■ **WORKING DATA**
"""

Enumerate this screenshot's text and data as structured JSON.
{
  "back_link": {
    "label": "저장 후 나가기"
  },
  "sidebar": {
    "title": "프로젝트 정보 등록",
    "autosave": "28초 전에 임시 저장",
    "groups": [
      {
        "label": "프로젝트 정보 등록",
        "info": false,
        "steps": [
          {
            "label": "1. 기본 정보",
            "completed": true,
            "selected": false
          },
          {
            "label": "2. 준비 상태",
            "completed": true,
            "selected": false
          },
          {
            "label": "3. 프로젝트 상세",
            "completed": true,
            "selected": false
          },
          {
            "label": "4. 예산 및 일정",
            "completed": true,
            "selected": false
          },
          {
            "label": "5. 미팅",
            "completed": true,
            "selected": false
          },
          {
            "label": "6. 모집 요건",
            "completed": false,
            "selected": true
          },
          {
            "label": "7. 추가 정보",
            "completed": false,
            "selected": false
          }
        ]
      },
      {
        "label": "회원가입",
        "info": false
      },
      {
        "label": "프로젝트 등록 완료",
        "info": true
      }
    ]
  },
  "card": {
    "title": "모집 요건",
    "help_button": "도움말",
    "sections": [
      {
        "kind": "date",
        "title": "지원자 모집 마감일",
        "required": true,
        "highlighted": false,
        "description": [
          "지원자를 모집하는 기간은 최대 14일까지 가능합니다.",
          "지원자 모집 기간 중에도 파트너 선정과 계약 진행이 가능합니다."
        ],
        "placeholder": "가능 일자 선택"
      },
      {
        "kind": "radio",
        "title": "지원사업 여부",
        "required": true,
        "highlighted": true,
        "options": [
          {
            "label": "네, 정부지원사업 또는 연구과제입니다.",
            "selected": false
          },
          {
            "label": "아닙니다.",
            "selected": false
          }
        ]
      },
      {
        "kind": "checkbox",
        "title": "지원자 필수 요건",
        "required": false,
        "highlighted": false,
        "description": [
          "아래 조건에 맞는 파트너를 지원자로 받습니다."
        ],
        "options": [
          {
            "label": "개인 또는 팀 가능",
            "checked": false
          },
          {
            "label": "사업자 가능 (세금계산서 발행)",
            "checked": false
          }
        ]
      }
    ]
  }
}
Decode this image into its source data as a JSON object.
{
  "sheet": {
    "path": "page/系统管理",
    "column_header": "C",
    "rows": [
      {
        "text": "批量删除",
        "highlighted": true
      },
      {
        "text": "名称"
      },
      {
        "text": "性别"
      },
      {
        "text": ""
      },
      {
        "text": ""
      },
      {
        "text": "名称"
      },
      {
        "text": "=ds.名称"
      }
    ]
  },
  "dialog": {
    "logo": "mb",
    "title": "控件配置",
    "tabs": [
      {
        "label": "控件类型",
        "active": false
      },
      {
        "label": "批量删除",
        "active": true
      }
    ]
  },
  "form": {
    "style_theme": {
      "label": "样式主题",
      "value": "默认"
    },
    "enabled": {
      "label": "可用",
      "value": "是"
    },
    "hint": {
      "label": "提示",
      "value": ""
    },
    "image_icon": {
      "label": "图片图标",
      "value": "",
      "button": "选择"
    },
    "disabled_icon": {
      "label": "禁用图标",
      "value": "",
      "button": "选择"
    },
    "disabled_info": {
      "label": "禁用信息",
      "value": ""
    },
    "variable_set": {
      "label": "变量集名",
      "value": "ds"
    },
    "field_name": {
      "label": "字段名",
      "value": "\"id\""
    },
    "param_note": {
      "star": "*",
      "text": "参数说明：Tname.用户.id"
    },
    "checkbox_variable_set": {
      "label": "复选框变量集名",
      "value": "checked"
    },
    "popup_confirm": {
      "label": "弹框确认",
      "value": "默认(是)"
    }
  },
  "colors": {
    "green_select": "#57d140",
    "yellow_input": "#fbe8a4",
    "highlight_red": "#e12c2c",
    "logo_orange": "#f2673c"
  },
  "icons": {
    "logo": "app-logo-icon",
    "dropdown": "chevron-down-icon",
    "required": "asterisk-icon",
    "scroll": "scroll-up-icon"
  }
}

"""

■ **TASK GOAL**
Repeat the data above, word for word.

■ **RESULT**
Enumerate this screenshot's text and data as structured JSON.
{
  "back_link": {
    "label": "저장 후 나가기"
  },
  "sidebar": {
    "title": "프로젝트 정보 등록",
    "autosave": "28초 전에 임시 저장",
    "groups": [
      {
        "label": "프로젝트 정보 등록",
        "info": false,
        "steps": [
          {
            "label": "1. 기본 정보",
            "completed": true,
            "selected": false
          },
          {
            "label": "2. 준비 상태",
            "completed": true,
            "selected": false
          },
          {
            "label": "3. 프로젝트 상세",
            "completed": true,
            "selected": false
          },
          {
            "label": "4. 예산 및 일정",
            "completed": true,
            "selected": false
          },
          {
            "label": "5. 미팅",
            "completed": true,
            "selected": false
          },
          {
            "label": "6. 모집 요건",
            "completed": false,
            "selected": true
          },
          {
            "label": "7. 추가 정보",
            "completed": false,
            "selected": false
          }
        ]
      },
      {
        "label": "회원가입",
        "info": false
      },
      {
        "label": "프로젝트 등록 완료",
        "info": true
      }
    ]
  },
  "card": {
    "title": "모집 요건",
    "help_button": "도움말",
    "sections": [
      {
        "kind": "date",
        "title": "지원자 모집 마감일",
        "required": true,
        "highlighted": false,
        "description": [
          "지원자를 모집하는 기간은 최대 14일까지 가능합니다.",
          "지원자 모집 기간 중에도 파트너 선정과 계약 진행이 가능합니다."
        ],
        "placeholder": "가능 일자 선택"
      },
      {
        "kind": "radio",
        "title": "지원사업 여부",
        "required": true,
        "highlighted": true,
        "options": [
          {
            "label": "네, 정부지원사업 또는 연구과제입니다.",
            "selected": false
          },
          {
            "label": "아닙니다.",
            "selected": false
          }
        ]
      },
      {
        "kind": "checkbox",
        "title": "지원자 필수 요건",
        "required": false,
        "highlighted": false,
        "description": [
          "아래 조건에 맞는 파트너를 지원자로 받습니다."
        ],
        "options": [
          {
            "label": "개인 또는 팀 가능",
            "checked": false
          },
          {
            "label": "사업자 가능 (세금계산서 발행)",
            "checked": false
          }
        ]
      }
    ]
  }
}
Decode this image into its source data as a JSON object.
{
  "sheet": {
    "path": "page/系统管理",
    "column_header": "C",
    "rows": [
      {
        "text": "批量删除",
        "highlighted": true
      },
      {
        "text": "名称"
      },
      {
        "text": "性别"
      },
      {
        "text": ""
      },
      {
        "text": ""
      },
      {
        "text": "名称"
      },
      {
        "text": "=ds.名称"
      }
    ]
  },
  "dialog": {
    "logo": "mb",
    "title": "控件配置",
    "tabs": [
      {
        "label": "控件类型",
        "active": false
      },
      {
        "label": "批量删除",
        "active": true
      }
    ]
  },
  "form": {
    "style_theme": {
      "label": "样式主题",
      "value": "默认"
    },
    "enabled": {
      "label": "可用",
      "value": "是"
    },
    "hint": {
      "label": "提示",
      "value": ""
    },
    "image_icon": {
      "label": "图片图标",
      "value": "",
      "button": "选择"
    },
    "disabled_icon": {
      "label": "禁用图标",
      "value": "",
      "button": "选择"
    },
    "disabled_info": {
      "label": "禁用信息",
      "value": ""
    },
    "variable_set": {
      "label": "变量集名",
      "value": "ds"
    },
    "field_name": {
      "label": "字段名",
      "value": "\"id\""
    },
    "param_note": {
      "star": "*",
      "text": "参数说明：Tname.用户.id"
    },
    "checkbox_variable_set": {
      "label": "复选框变量集名",
      "value": "checked"
    },
    "popup_confirm": {
      "label": "弹框确认",
      "value": "默认(是)"
    }
  },
  "colors": {
    "green_select": "#57d140",
    "yellow_input": "#fbe8a4",
    "highlight_red": "#e12c2c",
    "logo_orange": "#f2673c"
  },
  "icons": {
    "logo": "app-logo-icon",
    "dropdown": "chevron-down-icon",
    "required": "asterisk-icon",
    "scroll": "scroll-up-icon"
  }
}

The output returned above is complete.